(Stored data)
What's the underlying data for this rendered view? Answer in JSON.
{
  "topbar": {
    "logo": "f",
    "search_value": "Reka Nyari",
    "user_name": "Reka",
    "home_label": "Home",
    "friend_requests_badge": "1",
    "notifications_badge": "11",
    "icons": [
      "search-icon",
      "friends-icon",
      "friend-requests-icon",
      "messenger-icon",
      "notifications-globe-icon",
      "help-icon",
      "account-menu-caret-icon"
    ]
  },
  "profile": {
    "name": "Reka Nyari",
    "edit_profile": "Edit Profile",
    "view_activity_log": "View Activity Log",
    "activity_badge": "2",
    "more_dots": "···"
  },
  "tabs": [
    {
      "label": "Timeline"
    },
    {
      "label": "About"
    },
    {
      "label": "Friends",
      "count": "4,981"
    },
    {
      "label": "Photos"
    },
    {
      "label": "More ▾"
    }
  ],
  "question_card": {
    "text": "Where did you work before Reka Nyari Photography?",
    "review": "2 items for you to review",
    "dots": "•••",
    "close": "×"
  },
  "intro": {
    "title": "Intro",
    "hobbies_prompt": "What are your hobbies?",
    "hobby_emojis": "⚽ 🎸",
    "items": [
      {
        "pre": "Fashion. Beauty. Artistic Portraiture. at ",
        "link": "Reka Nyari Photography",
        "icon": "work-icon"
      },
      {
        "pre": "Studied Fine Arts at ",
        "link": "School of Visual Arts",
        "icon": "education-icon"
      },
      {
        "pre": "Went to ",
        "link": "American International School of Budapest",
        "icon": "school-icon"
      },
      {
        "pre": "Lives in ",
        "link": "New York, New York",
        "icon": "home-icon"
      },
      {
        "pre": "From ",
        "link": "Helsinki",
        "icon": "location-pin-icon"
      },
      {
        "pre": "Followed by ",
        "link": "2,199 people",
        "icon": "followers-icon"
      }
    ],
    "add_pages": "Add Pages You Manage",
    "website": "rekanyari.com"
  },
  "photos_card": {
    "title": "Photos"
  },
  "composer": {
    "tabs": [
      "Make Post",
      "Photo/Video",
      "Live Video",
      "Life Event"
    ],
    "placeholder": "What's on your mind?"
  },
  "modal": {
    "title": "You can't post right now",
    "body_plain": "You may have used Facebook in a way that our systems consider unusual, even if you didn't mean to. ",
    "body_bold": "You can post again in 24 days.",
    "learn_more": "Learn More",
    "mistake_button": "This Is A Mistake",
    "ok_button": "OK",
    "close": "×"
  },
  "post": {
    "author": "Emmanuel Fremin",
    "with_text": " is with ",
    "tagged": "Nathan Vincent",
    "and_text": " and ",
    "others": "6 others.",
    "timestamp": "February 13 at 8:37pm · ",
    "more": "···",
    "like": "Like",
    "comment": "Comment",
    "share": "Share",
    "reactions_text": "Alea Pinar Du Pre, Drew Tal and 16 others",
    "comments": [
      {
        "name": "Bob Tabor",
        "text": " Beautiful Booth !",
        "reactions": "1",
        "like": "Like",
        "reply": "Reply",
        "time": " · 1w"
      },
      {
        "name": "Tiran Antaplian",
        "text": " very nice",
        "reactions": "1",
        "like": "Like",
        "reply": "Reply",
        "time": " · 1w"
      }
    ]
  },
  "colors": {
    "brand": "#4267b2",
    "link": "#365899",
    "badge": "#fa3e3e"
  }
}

**WHAT IS ASKED:** Every line above should be retyped exactly as given.

**OUTPUT BELOW:**
What's the underlying data for this rendered view? Answer in JSON.
{
  "topbar": {
    "logo": "f",
    "search_value": "Reka Nyari",
    "user_name": "Reka",
    "home_label": "Home",
    "friend_requests_badge": "1",
    "notifications_badge": "11",
    "icons": [
      "search-icon",
      "friends-icon",
      "friend-requests-icon",
      "messenger-icon",
      "notifications-globe-icon",
      "help-icon",
      "account-menu-caret-icon"
    ]
  },
  "profile": {
    "name": "Reka Nyari",
    "edit_profile": "Edit Profile",
    "view_activity_log": "View Activity Log",
    "activity_badge": "2",
    "more_dots": "···"
  },
  "tabs": [
    {
      "label": "Timeline"
    },
    {
      "label": "About"
    },
    {
      "label": "Friends",
      "count": "4,981"
    },
    {
      "label": "Photos"
    },
    {
      "label": "More ▾"
    }
  ],
  "question_card": {
    "text": "Where did you work before Reka Nyari Photography?",
    "review": "2 items for you to review",
    "dots": "•••",
    "close": "×"
  },
  "intro": {
    "title": "Intro",
    "hobbies_prompt": "What are your hobbies?",
    "hobby_emojis": "⚽ 🎸",
    "items": [
      {
        "pre": "Fashion. Beauty. Artistic Portraiture. at ",
        "link": "Reka Nyari Photography",
        "icon": "work-icon"
      },
      {
        "pre": "Studied Fine Arts at ",
        "link": "School of Visual Arts",
        "icon": "education-icon"
      },
      {
        "pre": "Went to ",
        "link": "American International School of Budapest",
        "icon": "school-icon"
      },
      {
        "pre": "Lives in ",
        "link": "New York, New York",
        "icon": "home-icon"
      },
      {
        "pre": "From ",
        "link": "Helsinki",
        "icon": "location-pin-icon"
      },
      {
        "pre": "Followed by ",
        "link": "2,199 people",
        "icon": "followers-icon"
      }
    ],
    "add_pages": "Add Pages You Manage",
    "website": "rekanyari.com"
  },
  "photos_card": {
    "title": "Photos"
  },
  "composer": {
    "tabs": [
      "Make Post",
      "Photo/Video",
      "Live Video",
      "Life Event"
    ],
    "placeholder": "What's on your mind?"
  },
  "modal": {
    "title": "You can't post right now",
    "body_plain": "You may have used Facebook in a way that our systems consider unusual, even if you didn't mean to. ",
    "body_bold": "You can post again in 24 days.",
    "learn_more": "Learn More",
    "mistake_button": "This Is A Mistake",
    "ok_button": "OK",
    "close": "×"
  },
  "post": {
    "author": "Emmanuel Fremin",
    "with_text": " is with ",
    "tagged": "Nathan Vincent",
    "and_text": " and ",
    "others": "6 others.",
    "timestamp": "February 13 at 8:37pm · ",
    "more": "···",
    "like": "Like",
    "comment": "Comment",
    "share": "Share",
    "reactions_text": "Alea Pinar Du Pre, Drew Tal and 16 others",
    "comments": [
      {
        "name": "Bob Tabor",
        "text": " Beautiful Booth !",
        "reactions": "1",
        "like": "Like",
        "reply": "Reply",
        "time": " · 1w"
      },
      {
        "name": "Tiran Antaplian",
        "text": " very nice",
        "reactions": "1",
        "like": "Like",
        "reply": "Reply",
        "time": " · 1w"
      }
    ]
  },
  "colors": {
    "brand": "#4267b2",
    "link": "#365899",
    "badge": "#fa3e3e"
  }
}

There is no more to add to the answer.